### Instruction
Quote all of the entries word for word.

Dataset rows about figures
--------------------------------
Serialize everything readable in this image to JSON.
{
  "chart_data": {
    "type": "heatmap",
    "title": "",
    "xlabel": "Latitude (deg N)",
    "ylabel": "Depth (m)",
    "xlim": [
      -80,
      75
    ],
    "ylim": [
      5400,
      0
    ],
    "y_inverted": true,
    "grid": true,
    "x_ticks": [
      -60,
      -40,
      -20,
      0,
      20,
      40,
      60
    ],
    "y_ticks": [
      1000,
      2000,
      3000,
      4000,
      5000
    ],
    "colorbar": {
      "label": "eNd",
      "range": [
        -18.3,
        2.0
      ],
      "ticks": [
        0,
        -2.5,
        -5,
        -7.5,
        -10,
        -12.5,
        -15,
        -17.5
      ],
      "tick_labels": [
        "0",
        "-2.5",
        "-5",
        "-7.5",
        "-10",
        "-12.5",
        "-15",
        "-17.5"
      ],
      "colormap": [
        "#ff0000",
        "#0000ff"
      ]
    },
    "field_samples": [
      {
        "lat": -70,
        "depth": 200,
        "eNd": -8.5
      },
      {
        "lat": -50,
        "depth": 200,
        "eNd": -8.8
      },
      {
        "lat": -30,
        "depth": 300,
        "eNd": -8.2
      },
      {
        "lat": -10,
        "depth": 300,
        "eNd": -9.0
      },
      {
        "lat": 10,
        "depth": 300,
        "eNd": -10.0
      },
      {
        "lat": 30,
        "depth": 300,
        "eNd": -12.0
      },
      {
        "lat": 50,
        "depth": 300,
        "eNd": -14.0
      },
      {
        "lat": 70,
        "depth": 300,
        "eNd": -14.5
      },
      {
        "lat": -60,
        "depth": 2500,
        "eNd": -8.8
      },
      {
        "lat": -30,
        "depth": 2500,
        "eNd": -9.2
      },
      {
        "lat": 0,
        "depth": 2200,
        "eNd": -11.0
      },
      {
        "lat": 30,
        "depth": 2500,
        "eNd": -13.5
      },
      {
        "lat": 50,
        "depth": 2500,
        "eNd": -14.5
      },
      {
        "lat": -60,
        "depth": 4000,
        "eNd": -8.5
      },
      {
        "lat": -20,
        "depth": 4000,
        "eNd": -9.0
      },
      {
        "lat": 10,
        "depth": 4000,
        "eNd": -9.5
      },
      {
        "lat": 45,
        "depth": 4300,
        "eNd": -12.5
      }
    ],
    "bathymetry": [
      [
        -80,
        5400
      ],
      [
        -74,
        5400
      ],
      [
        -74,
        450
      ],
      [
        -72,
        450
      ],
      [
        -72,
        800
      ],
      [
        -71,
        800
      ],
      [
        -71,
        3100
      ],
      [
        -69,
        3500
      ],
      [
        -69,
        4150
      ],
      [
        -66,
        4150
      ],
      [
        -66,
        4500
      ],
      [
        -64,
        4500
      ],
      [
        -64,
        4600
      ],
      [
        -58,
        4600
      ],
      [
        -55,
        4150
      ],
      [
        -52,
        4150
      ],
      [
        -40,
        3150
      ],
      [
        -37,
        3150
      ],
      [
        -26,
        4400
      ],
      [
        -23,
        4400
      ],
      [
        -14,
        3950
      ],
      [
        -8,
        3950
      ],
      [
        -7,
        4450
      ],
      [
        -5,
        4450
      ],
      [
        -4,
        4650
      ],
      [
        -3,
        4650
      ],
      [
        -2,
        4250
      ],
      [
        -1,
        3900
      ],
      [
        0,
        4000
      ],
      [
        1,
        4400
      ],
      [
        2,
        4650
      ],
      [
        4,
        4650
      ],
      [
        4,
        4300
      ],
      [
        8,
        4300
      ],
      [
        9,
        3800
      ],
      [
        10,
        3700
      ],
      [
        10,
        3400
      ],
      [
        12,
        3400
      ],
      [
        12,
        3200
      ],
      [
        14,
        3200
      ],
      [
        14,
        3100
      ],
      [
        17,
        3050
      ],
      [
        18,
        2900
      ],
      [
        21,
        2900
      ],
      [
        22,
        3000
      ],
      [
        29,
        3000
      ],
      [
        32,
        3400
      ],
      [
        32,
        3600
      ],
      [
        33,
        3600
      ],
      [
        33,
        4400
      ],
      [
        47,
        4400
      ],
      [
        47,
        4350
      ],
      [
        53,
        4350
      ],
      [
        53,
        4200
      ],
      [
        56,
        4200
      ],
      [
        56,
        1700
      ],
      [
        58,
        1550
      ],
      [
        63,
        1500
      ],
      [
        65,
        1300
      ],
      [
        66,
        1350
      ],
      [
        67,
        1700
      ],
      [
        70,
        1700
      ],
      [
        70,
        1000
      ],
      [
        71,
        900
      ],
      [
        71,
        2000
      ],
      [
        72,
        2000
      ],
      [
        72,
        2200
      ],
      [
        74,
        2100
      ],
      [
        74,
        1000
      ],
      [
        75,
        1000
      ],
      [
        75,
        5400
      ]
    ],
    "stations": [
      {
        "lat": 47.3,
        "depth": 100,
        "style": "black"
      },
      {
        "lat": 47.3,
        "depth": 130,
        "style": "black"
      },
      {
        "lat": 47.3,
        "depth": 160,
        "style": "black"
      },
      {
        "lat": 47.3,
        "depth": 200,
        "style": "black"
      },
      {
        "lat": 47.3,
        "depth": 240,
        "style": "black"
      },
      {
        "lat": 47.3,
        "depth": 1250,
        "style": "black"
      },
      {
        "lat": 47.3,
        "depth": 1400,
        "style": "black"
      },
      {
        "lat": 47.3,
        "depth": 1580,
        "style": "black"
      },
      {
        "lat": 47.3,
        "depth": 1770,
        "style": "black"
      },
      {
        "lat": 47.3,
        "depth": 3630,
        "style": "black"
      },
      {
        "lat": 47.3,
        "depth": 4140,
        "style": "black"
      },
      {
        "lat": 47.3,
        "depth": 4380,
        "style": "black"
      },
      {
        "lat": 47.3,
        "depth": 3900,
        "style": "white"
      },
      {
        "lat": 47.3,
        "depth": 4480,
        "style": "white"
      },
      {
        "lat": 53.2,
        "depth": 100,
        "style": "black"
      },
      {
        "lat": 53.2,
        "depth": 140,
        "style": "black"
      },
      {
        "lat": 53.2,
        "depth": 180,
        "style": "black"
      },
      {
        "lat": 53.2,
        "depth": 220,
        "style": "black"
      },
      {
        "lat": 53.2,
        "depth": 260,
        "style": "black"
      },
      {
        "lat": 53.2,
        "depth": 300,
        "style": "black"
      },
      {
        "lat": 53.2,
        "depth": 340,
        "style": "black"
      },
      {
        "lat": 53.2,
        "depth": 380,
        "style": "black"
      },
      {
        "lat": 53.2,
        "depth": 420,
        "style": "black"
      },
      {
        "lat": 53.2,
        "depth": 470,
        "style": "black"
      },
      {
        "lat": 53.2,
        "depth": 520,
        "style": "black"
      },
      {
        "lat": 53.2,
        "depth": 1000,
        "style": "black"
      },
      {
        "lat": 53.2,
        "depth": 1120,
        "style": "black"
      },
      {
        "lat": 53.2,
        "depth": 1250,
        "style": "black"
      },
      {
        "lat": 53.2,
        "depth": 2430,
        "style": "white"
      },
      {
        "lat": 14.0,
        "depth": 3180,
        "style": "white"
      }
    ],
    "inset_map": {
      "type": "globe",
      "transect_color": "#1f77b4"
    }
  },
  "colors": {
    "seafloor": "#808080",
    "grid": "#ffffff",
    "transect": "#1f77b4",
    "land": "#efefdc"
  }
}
--------------------------------
### Full output
Serialize everything readable in this image to JSON.
{
  "chart_data": {
    "type": "heatmap",
    "title": "",
    "xlabel": "Latitude (deg N)",
    "ylabel": "Depth (m)",
    "xlim": [
      -80,
      75
    ],
    "ylim": [
      5400,
      0
    ],
    "y_inverted": true,
    "grid": true,
    "x_ticks": [
      -60,
      -40,
      -20,
      0,
      20,
      40,
      60
    ],
    "y_ticks": [
      1000,
      2000,
      3000,
      4000,
      5000
    ],
    "colorbar": {
      "label": "eNd",
      "range": [
        -18.3,
        2.0
      ],
      "ticks": [
        0,
        -2.5,
        -5,
        -7.5,
        -10,
        -12.5,
        -15,
        -17.5
      ],
      "tick_labels": [
        "0",
        "-2.5",
        "-5",
        "-7.5",
        "-10",
        "-12.5",
        "-15",
        "-17.5"
      ],
      "colormap": [
        "#ff0000",
        "#0000ff"
      ]
    },
    "field_samples": [
      {
        "lat": -70,
        "depth": 200,
        "eNd": -8.5
      },
      {
        "lat": -50,
        "depth": 200,
        "eNd": -8.8
      },
      {
        "lat": -30,
        "depth": 300,
        "eNd": -8.2
      },
      {
        "lat": -10,
        "depth": 300,
        "eNd": -9.0
      },
      {
        "lat": 10,
        "depth": 300,
        "eNd": -10.0
      },
      {
        "lat": 30,
        "depth": 300,
        "eNd": -12.0
      },
      {
        "lat": 50,
        "depth": 300,
        "eNd": -14.0
      },
      {
        "lat": 70,
        "depth": 300,
        "eNd": -14.5
      },
      {
        "lat": -60,
        "depth": 2500,
        "eNd": -8.8
      },
      {
        "lat": -30,
        "depth": 2500,
        "eNd": -9.2
      },
      {
        "lat": 0,
        "depth": 2200,
        "eNd": -11.0
      },
      {
        "lat": 30,
        "depth": 2500,
        "eNd": -13.5
      },
      {
        "lat": 50,
        "depth": 2500,
        "eNd": -14.5
      },
      {
        "lat": -60,
        "depth": 4000,
        "eNd": -8.5
      },
      {
        "lat": -20,
        "depth": 4000,
        "eNd": -9.0
      },
      {
        "lat": 10,
        "depth": 4000,
        "eNd": -9.5
      },
      {
        "lat": 45,
        "depth": 4300,
        "eNd": -12.5
      }
    ],
    "bathymetry": [
      [
        -80,
        5400
      ],
      [
        -74,
        5400
      ],
      [
        -74,
        450
      ],
      [
        -72,
        450
      ],
      [
        -72,
        800
      ],
      [
        -71,
        800
      ],
      [
        -71,
        3100
      ],
      [
        -69,
        3500
      ],
      [
        -69,
        4150
      ],
      [
        -66,
        4150
      ],
      [
        -66,
        4500
      ],
      [
        -64,
        4500
      ],
      [
        -64,
        4600
      ],
      [
        -58,
        4600
      ],
      [
        -55,
        4150
      ],
      [
        -52,
        4150
      ],
      [
        -40,
        3150
      ],
      [
        -37,
        3150
      ],
      [
        -26,
        4400
      ],
      [
        -23,
        4400
      ],
      [
        -14,
        3950
      ],
      [
        -8,
        3950
      ],
      [
        -7,
        4450
      ],
      [
        -5,
        4450
      ],
      [
        -4,
        4650
      ],
      [
        -3,
        4650
      ],
      [
        -2,
        4250
      ],
      [
        -1,
        3900
      ],
      [
        0,
        4000
      ],
      [
        1,
        4400
      ],
      [
        2,
        4650
      ],
      [
        4,
        4650
      ],
      [
        4,
        4300
      ],
      [
        8,
        4300
      ],
      [
        9,
        3800
      ],
      [
        10,
        3700
      ],
      [
        10,
        3400
      ],
      [
        12,
        3400
      ],
      [
        12,
        3200
      ],
      [
        14,
        3200
      ],
      [
        14,
        3100
      ],
      [
        17,
        3050
      ],
      [
        18,
        2900
      ],
      [
        21,
        2900
      ],
      [
        22,
        3000
      ],
      [
        29,
        3000
      ],
      [
        32,
        3400
      ],
      [
        32,
        3600
      ],
      [
        33,
        3600
      ],
      [
        33,
        4400
      ],
      [
        47,
        4400
      ],
      [
        47,
        4350
      ],
      [
        53,
        4350
      ],
      [
        53,
        4200
      ],
      [
        56,
        4200
      ],
      [
        56,
        1700
      ],
      [
        58,
        1550
      ],
      [
        63,
        1500
      ],
      [
        65,
        1300
      ],
      [
        66,
        1350
      ],
      [
        67,
        1700
      ],
      [
        70,
        1700
      ],
      [
        70,
        1000
      ],
      [
        71,
        900
      ],
      [
        71,
        2000
      ],
      [
        72,
        2000
      ],
      [
        72,
        2200
      ],
      [
        74,
        2100
      ],
      [
        74,
        1000
      ],
      [
        75,
        1000
      ],
      [
        75,
        5400
      ]
    ],
    "stations": [
      {
        "lat": 47.3,
        "depth": 100,
        "style": "black"
      },
      {
        "lat": 47.3,
        "depth": 130,
        "style": "black"
      },
      {
        "lat": 47.3,
        "depth": 160,
        "style": "black"
      },
      {
        "lat": 47.3,
        "depth": 200,
        "style": "black"
      },
      {
        "lat": 47.3,
        "depth": 240,
        "style": "black"
      },
      {
        "lat": 47.3,
        "depth": 1250,
        "style": "black"
      },
      {
        "lat": 47.3,
        "depth": 1400,
        "style": "black"
      },
      {
        "lat": 47.3,
        "depth": 1580,
        "style": "black"
      },
      {
        "lat": 47.3,
        "depth": 1770,
        "style": "black"
      },
      {
        "lat": 47.3,
        "depth": 3630,
        "style": "black"
      },
      {
        "lat": 47.3,
        "depth": 4140,
        "style": "black"
      },
      {
        "lat": 47.3,
        "depth": 4380,
        "style": "black"
      },
      {
        "lat": 47.3,
        "depth": 3900,
        "style": "white"
      },
      {
        "lat": 47.3,
        "depth": 4480,
        "style": "white"
      },
      {
        "lat": 53.2,
        "depth": 100,
        "style": "black"
      },
      {
        "lat": 53.2,
        "depth": 140,
        "style": "black"
      },
      {
        "lat": 53.2,
        "depth": 180,
        "style": "black"
      },
      {
        "lat": 53.2,
        "depth": 220,
        "style": "black"
      },
      {
        "lat": 53.2,
        "depth": 260,
        "style": "black"
      },
      {
        "lat": 53.2,
        "depth": 300,
        "style": "black"
      },
      {
        "lat": 53.2,
        "depth": 340,
        "style": "black"
      },
      {
        "lat": 53.2,
        "depth": 380,
        "style": "black"
      },
      {
        "lat": 53.2,
        "depth": 420,
        "style": "black"
      },
      {
        "lat": 53.2,
        "depth": 470,
        "style": "black"
      },
      {
        "lat": 53.2,
        "depth": 520,
        "style": "black"
      },
      {
        "lat": 53.2,
        "depth": 1000,
        "style": "black"
      },
      {
        "lat": 53.2,
        "depth": 1120,
        "style": "black"
      },
      {
        "lat": 53.2,
        "depth": 1250,
        "style": "black"
      },
      {
        "lat": 53.2,
        "depth": 2430,
        "style": "white"
      },
      {
        "lat": 14.0,
        "depth": 3180,
        "style": "white"
      }
    ],
    "inset_map": {
      "type": "globe",
      "transect_color": "#1f77b4"
    }
  },
  "colors": {
    "seafloor": "#808080",
    "grid": "#ffffff",
    "transect": "#1f77b4",
    "land": "#efefdc"
  }
}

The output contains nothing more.